Job:
Compile every line that includes the word "يحيى".

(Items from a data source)
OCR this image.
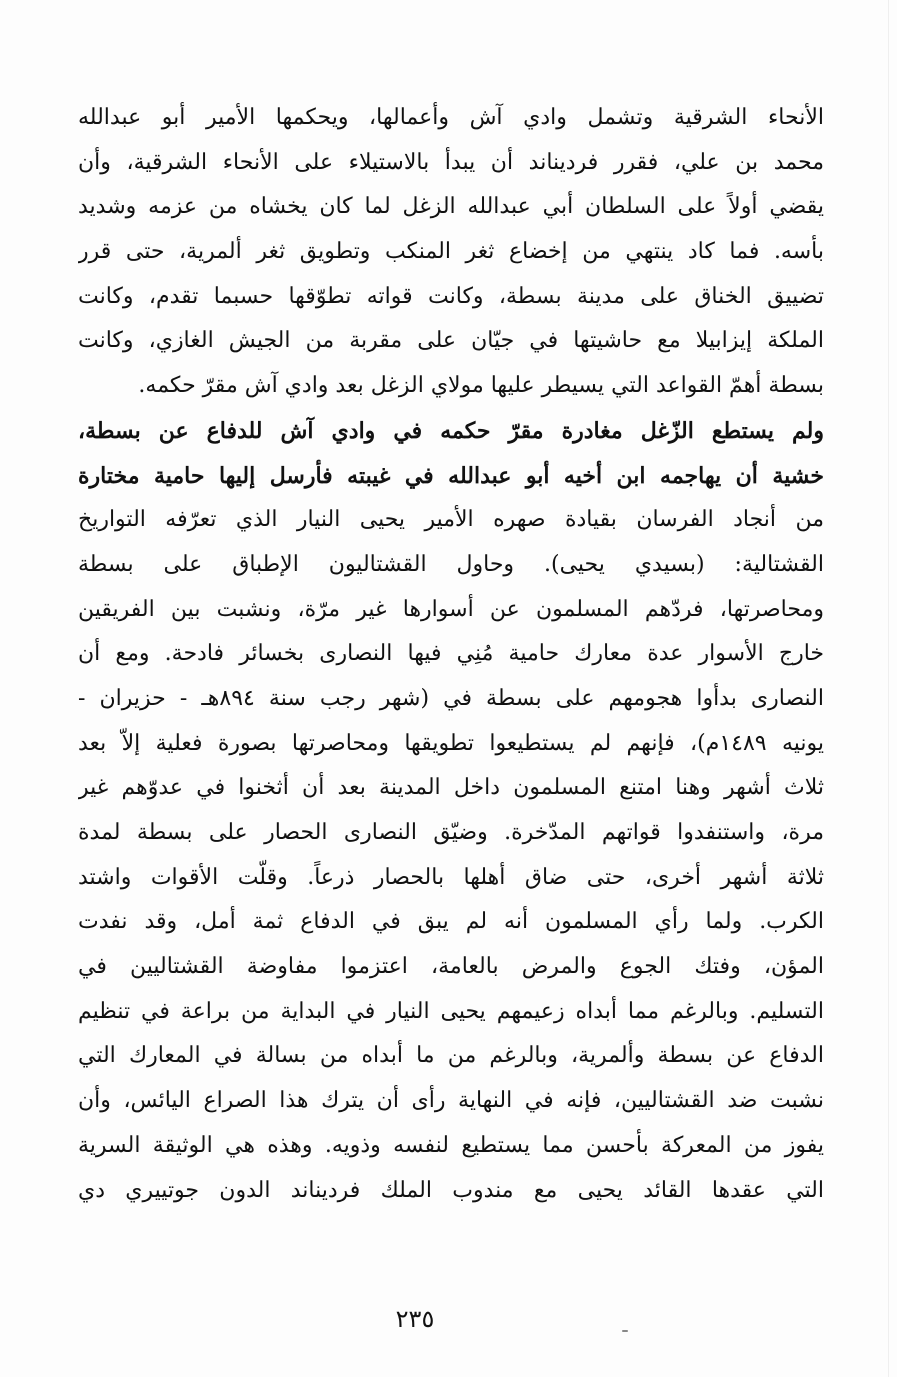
الأنحاء الشرقية وتشمل وادي آش وأعمالها، ويحكمها الأمير أبو عبدالله
محمد بن علي، فقرر فرديناند أن يبدأ بالاستيلاء على الأنحاء الشرقية، وأن
يقضي أولاً على السلطان أبي عبدالله الزغل لما كان يخشاه من عزمه وشديد
بأسه. فما كاد ينتهي من إخضاع ثغر المنكب وتطويق ثغر ألمرية، حتى قرر
تضييق الخناق على مدينة بسطة، وكانت قواته تطوّقها حسبما تقدم، وكانت
الملكة إيزابيلا مع حاشيتها في جيّان على مقربة من الجيش الغازي، وكانت
بسطة أهمّ القواعد التي يسيطر عليها مولاي الزغل بعد وادي آش مقرّ حكمه.
ولم يستطع الزّغل مغادرة مقرّ حكمه في وادي آش للدفاع عن بسطة،
خشية أن يهاجمه ابن أخيه أبو عبدالله في غيبته فأرسل إليها حامية مختارة
من أنجاد الفرسان بقيادة صهره الأمير يحيى النيار الذي تعرّفه التواريخ
القشتالية: (بسيدي يحيى). وحاول القشتاليون الإطباق على بسطة
ومحاصرتها، فردّهم المسلمون عن أسوارها غير مرّة، ونشبت بين الفريقين
خارج الأسوار عدة معارك حامية مُنِي فيها النصارى بخسائر فادحة. ومع أن
النصارى بدأوا هجومهم على بسطة في (شهر رجب سنة ٨٩٤هـ - حزيران -
يونيه ١٤٨٩م)، فإنهم لم يستطيعوا تطويقها ومحاصرتها بصورة فعلية إلاّ بعد
ثلاث أشهر وهنا امتنع المسلمون داخل المدينة بعد أن أثخنوا في عدوّهم غير
مرة، واستنفدوا قواتهم المدّخرة. وضيّق النصارى الحصار على بسطة لمدة
ثلاثة أشهر أخرى، حتى ضاق أهلها بالحصار ذرعاً. وقلّت الأقوات واشتد
الكرب. ولما رأي المسلمون أنه لم يبق في الدفاع ثمة أمل، وقد نفدت
المؤن، وفتك الجوع والمرض بالعامة، اعتزموا مفاوضة القشتاليين في
التسليم. وبالرغم مما أبداه زعيمهم يحيى النيار في البداية من براعة في تنظيم
الدفاع عن بسطة وألمرية، وبالرغم من ما أبداه من بسالة في المعارك التي
نشبت ضد القشتاليين، فإنه في النهاية رأى أن يترك هذا الصراع اليائس، وأن
يفوز من المعركة بأحسن مما يستطيع لنفسه وذويه. وهذه هي الوثيقة السرية
التي عقدها القائد يحيى مع مندوب الملك فرديناند الدون جوتييري دي
٢٣٥
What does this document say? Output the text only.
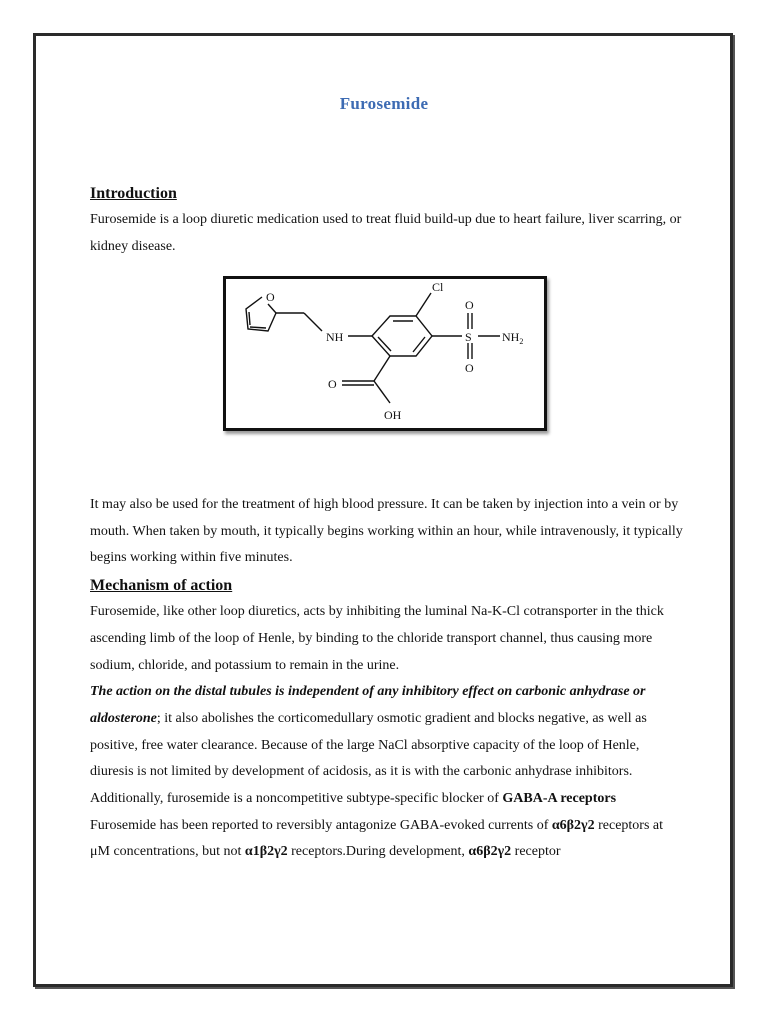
Furosemide
Introduction

Furosemide is a loop diuretic medication used to treat fluid build-up due to heart failure, liver scarring, or kidney disease.

O
NH
Cl
S
O
O
$NH_2$
O
OH

It may also be used for the treatment of high blood pressure. It can be taken by injection into a vein or by mouth. When taken by mouth, it typically begins working within an hour, while intravenously, it typically begins working within five minutes.

Mechanism of action

Furosemide, like other loop diuretics, acts by inhibiting the luminal Na-K-Cl cotransporter in the thick ascending limb of the loop of Henle, by binding to the chloride transport channel, thus causing more sodium, chloride, and potassium to remain in the urine.

The action on the distal tubules is independent of any inhibitory effect on carbonic anhydrase or aldosterone; it also abolishes the corticomedullary osmotic gradient and blocks negative, as well as positive, free water clearance. Because of the large NaCl absorptive capacity of the loop of Henle, diuresis is not limited by development of acidosis, as it is with the carbonic anhydrase inhibitors.

Additionally, furosemide is a noncompetitive subtype-specific blocker of GABA-A receptors Furosemide has been reported to reversibly antagonize GABA-evoked currents of α6β2γ2 receptors at μM concentrations, but not α1β2γ2 receptors.During development, α6β2γ2 receptor
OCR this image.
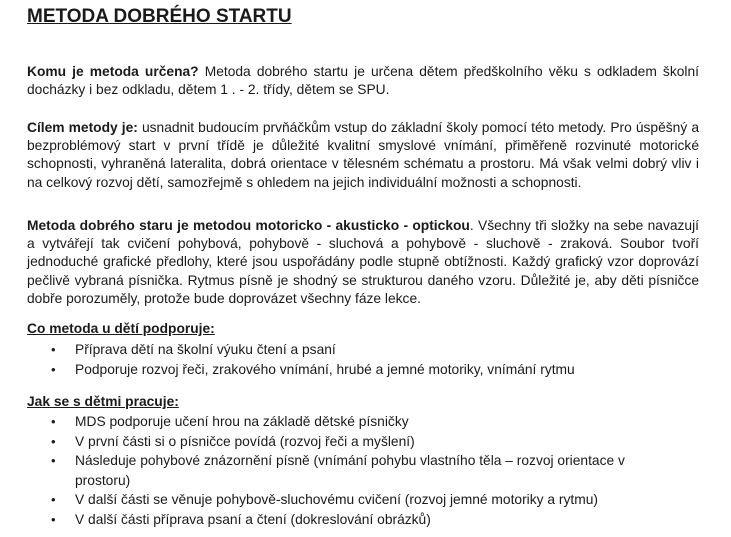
METODA DOBRÉHO STARTU

Komu je metoda určena? Metoda dobrého startu je určena dětem předškolního věku s odkladem školní docházky i bez odkladu, dětem 1 . - 2. třídy, dětem se SPU.

Cílem metody je: usnadnit budoucím prvňáčkům vstup do základní školy pomocí této metody. Pro úspěšný a bezproblémový start v první třídě je důležité kvalitní smyslové vnímání, přiměřeně rozvinuté motorické schopnosti, vyhraněná lateralita, dobrá orientace v tělesném schématu a prostoru. Má však velmi dobrý vliv i na celkový rozvoj dětí, samozřejmě s ohledem na jejich individuální možnosti a schopnosti.

Metoda dobrého staru je metodou motoricko - akusticko - optickou. Všechny tři složky na sebe navazují a vytvářejí tak cvičení pohybová, pohybově - sluchová a pohybově - sluchově - zraková. Soubor tvoří jednoduché grafické předlohy, které jsou uspořádány podle stupně obtížnosti. Každý grafický vzor doprovází pečlivě vybraná písnička. Rytmus písně je shodný se strukturou daného vzoru. Důležité je, aby děti písničce dobře porozuměly, protože bude doprovázet všechny fáze lekce.

Co metoda u dětí podporuje:
• Příprava dětí na školní výuku čtení a psaní
• Podporuje rozvoj řeči, zrakového vnímání, hrubé a jemné motoriky, vnímání rytmu
Jak se s dětmi pracuje:
• MDS podporuje učení hrou na základě dětské písničky
• V první části si o písničce povídá (rozvoj řeči a myšlení)
• Následuje pohybové znázornění písně (vnímání pohybu vlastního těla – rozvoj orientace v prostoru)
• V další části se věnuje pohybově-sluchovému cvičení (rozvoj jemné motoriky a rytmu)
• V další části příprava psaní a čtení (dokreslování obrázků)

Written solution:
من أنجاد الفرسان بقيادة صهره الأمير يحيى النيار الذي تعرّفه التواريخ
القشتالية: (بسيدي يحيى). وحاول القشتاليون الإطباق على بسطة
التسليم. وبالرغم مما أبداه زعيمهم يحيى النيار في البداية من براعة في تنظيم
التي عقدها القائد يحيى مع مندوب الملك فرديناند الدون جوتييري دي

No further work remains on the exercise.